Rows from a figure dataset:

=-=-=

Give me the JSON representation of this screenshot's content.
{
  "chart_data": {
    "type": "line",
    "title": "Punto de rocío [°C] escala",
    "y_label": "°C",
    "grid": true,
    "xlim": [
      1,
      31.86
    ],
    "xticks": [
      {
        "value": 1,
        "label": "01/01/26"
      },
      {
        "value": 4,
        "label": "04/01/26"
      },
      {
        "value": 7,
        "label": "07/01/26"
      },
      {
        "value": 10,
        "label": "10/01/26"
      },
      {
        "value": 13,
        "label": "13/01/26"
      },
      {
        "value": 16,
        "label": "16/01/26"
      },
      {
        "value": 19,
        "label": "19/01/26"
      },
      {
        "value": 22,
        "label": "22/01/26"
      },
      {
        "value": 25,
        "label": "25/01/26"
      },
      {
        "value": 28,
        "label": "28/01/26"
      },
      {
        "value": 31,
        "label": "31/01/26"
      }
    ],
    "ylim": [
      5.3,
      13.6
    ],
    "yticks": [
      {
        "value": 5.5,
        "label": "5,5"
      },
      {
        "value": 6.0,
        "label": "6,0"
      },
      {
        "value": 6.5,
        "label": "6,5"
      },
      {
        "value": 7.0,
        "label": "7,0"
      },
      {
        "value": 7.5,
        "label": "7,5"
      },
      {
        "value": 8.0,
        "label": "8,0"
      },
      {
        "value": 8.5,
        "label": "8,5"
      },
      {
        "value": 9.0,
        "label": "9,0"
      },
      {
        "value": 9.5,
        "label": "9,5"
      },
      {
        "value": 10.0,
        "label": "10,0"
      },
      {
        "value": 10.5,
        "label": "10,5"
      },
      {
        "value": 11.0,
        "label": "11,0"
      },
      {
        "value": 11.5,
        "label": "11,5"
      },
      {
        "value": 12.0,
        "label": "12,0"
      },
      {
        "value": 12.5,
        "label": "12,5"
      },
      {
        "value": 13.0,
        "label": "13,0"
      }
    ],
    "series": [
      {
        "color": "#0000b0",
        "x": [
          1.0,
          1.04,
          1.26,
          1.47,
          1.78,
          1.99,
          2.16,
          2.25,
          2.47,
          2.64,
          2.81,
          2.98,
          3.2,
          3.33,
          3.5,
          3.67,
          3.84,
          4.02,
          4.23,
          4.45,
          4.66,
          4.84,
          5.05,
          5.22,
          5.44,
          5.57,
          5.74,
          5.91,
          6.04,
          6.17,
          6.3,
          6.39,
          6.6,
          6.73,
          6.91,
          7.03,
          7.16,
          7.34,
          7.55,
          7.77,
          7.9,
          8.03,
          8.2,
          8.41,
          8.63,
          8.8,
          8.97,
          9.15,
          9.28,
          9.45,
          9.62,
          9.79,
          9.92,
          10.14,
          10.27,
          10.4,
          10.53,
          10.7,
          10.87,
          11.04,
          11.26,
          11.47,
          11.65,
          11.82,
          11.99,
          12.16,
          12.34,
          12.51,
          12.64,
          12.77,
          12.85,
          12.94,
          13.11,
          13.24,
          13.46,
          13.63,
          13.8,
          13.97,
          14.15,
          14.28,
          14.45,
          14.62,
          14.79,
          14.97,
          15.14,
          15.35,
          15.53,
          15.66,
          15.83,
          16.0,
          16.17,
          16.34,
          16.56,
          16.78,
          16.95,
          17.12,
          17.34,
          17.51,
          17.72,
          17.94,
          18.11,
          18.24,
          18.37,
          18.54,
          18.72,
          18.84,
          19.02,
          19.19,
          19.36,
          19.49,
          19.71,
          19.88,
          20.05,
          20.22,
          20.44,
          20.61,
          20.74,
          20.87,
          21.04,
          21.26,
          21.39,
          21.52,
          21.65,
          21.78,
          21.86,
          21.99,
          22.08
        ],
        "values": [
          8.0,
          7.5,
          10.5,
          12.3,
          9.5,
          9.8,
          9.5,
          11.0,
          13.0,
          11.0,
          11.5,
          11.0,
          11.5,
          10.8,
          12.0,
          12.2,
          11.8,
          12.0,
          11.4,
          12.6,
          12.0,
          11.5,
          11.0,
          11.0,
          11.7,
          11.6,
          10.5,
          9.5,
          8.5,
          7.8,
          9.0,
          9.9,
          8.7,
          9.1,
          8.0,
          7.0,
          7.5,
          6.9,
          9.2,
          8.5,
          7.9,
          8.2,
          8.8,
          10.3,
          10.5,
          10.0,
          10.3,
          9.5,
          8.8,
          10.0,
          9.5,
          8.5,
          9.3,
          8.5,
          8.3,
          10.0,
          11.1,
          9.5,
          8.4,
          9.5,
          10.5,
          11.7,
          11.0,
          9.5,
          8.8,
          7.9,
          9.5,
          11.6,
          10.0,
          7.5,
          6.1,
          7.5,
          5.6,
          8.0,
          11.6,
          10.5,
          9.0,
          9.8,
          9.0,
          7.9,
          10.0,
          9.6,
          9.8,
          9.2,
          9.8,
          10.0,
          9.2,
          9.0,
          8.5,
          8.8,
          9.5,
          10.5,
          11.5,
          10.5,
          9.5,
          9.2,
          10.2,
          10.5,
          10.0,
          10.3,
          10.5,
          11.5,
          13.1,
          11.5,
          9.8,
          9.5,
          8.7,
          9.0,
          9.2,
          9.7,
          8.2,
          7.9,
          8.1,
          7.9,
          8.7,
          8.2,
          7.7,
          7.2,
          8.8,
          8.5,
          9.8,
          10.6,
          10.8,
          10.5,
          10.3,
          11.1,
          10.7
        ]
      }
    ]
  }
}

=-=-=

Retype the records in full. Keep every line identical to the original.

● **Solution to this problem**:
Give me the JSON representation of this screenshot's content.
{
  "chart_data": {
    "type": "line",
    "title": "Punto de rocío [°C] escala",
    "y_label": "°C",
    "grid": true,
    "xlim": [
      1,
      31.86
    ],
    "xticks": [
      {
        "value": 1,
        "label": "01/01/26"
      },
      {
        "value": 4,
        "label": "04/01/26"
      },
      {
        "value": 7,
        "label": "07/01/26"
      },
      {
        "value": 10,
        "label": "10/01/26"
      },
      {
        "value": 13,
        "label": "13/01/26"
      },
      {
        "value": 16,
        "label": "16/01/26"
      },
      {
        "value": 19,
        "label": "19/01/26"
      },
      {
        "value": 22,
        "label": "22/01/26"
      },
      {
        "value": 25,
        "label": "25/01/26"
      },
      {
        "value": 28,
        "label": "28/01/26"
      },
      {
        "value": 31,
        "label": "31/01/26"
      }
    ],
    "ylim": [
      5.3,
      13.6
    ],
    "yticks": [
      {
        "value": 5.5,
        "label": "5,5"
      },
      {
        "value": 6.0,
        "label": "6,0"
      },
      {
        "value": 6.5,
        "label": "6,5"
      },
      {
        "value": 7.0,
        "label": "7,0"
      },
      {
        "value": 7.5,
        "label": "7,5"
      },
      {
        "value": 8.0,
        "label": "8,0"
      },
      {
        "value": 8.5,
        "label": "8,5"
      },
      {
        "value": 9.0,
        "label": "9,0"
      },
      {
        "value": 9.5,
        "label": "9,5"
      },
      {
        "value": 10.0,
        "label": "10,0"
      },
      {
        "value": 10.5,
        "label": "10,5"
      },
      {
        "value": 11.0,
        "label": "11,0"
      },
      {
        "value": 11.5,
        "label": "11,5"
      },
      {
        "value": 12.0,
        "label": "12,0"
      },
      {
        "value": 12.5,
        "label": "12,5"
      },
      {
        "value": 13.0,
        "label": "13,0"
      }
    ],
    "series": [
      {
        "color": "#0000b0",
        "x": [
          1.0,
          1.04,
          1.26,
          1.47,
          1.78,
          1.99,
          2.16,
          2.25,
          2.47,
          2.64,
          2.81,
          2.98,
          3.2,
          3.33,
          3.5,
          3.67,
          3.84,
          4.02,
          4.23,
          4.45,
          4.66,
          4.84,
          5.05,
          5.22,
          5.44,
          5.57,
          5.74,
          5.91,
          6.04,
          6.17,
          6.3,
          6.39,
          6.6,
          6.73,
          6.91,
          7.03,
          7.16,
          7.34,
          7.55,
          7.77,
          7.9,
          8.03,
          8.2,
          8.41,
          8.63,
          8.8,
          8.97,
          9.15,
          9.28,
          9.45,
          9.62,
          9.79,
          9.92,
          10.14,
          10.27,
          10.4,
          10.53,
          10.7,
          10.87,
          11.04,
          11.26,
          11.47,
          11.65,
          11.82,
          11.99,
          12.16,
          12.34,
          12.51,
          12.64,
          12.77,
          12.85,
          12.94,
          13.11,
          13.24,
          13.46,
          13.63,
          13.8,
          13.97,
          14.15,
          14.28,
          14.45,
          14.62,
          14.79,
          14.97,
          15.14,
          15.35,
          15.53,
          15.66,
          15.83,
          16.0,
          16.17,
          16.34,
          16.56,
          16.78,
          16.95,
          17.12,
          17.34,
          17.51,
          17.72,
          17.94,
          18.11,
          18.24,
          18.37,
          18.54,
          18.72,
          18.84,
          19.02,
          19.19,
          19.36,
          19.49,
          19.71,
          19.88,
          20.05,
          20.22,
          20.44,
          20.61,
          20.74,
          20.87,
          21.04,
          21.26,
          21.39,
          21.52,
          21.65,
          21.78,
          21.86,
          21.99,
          22.08
        ],
        "values": [
          8.0,
          7.5,
          10.5,
          12.3,
          9.5,
          9.8,
          9.5,
          11.0,
          13.0,
          11.0,
          11.5,
          11.0,
          11.5,
          10.8,
          12.0,
          12.2,
          11.8,
          12.0,
          11.4,
          12.6,
          12.0,
          11.5,
          11.0,
          11.0,
          11.7,
          11.6,
          10.5,
          9.5,
          8.5,
          7.8,
          9.0,
          9.9,
          8.7,
          9.1,
          8.0,
          7.0,
          7.5,
          6.9,
          9.2,
          8.5,
          7.9,
          8.2,
          8.8,
          10.3,
          10.5,
          10.0,
          10.3,
          9.5,
          8.8,
          10.0,
          9.5,
          8.5,
          9.3,
          8.5,
          8.3,
          10.0,
          11.1,
          9.5,
          8.4,
          9.5,
          10.5,
          11.7,
          11.0,
          9.5,
          8.8,
          7.9,
          9.5,
          11.6,
          10.0,
          7.5,
          6.1,
          7.5,
          5.6,
          8.0,
          11.6,
          10.5,
          9.0,
          9.8,
          9.0,
          7.9,
          10.0,
          9.6,
          9.8,
          9.2,
          9.8,
          10.0,
          9.2,
          9.0,
          8.5,
          8.8,
          9.5,
          10.5,
          11.5,
          10.5,
          9.5,
          9.2,
          10.2,
          10.5,
          10.0,
          10.3,
          10.5,
          11.5,
          13.1,
          11.5,
          9.8,
          9.5,
          8.7,
          9.0,
          9.2,
          9.7,
          8.2,
          7.9,
          8.1,
          7.9,
          8.7,
          8.2,
          7.7,
          7.2,
          8.8,
          8.5,
          9.8,
          10.6,
          10.8,
          10.5,
          10.3,
          11.1,
          10.7
        ]
      }
    ]
  }
}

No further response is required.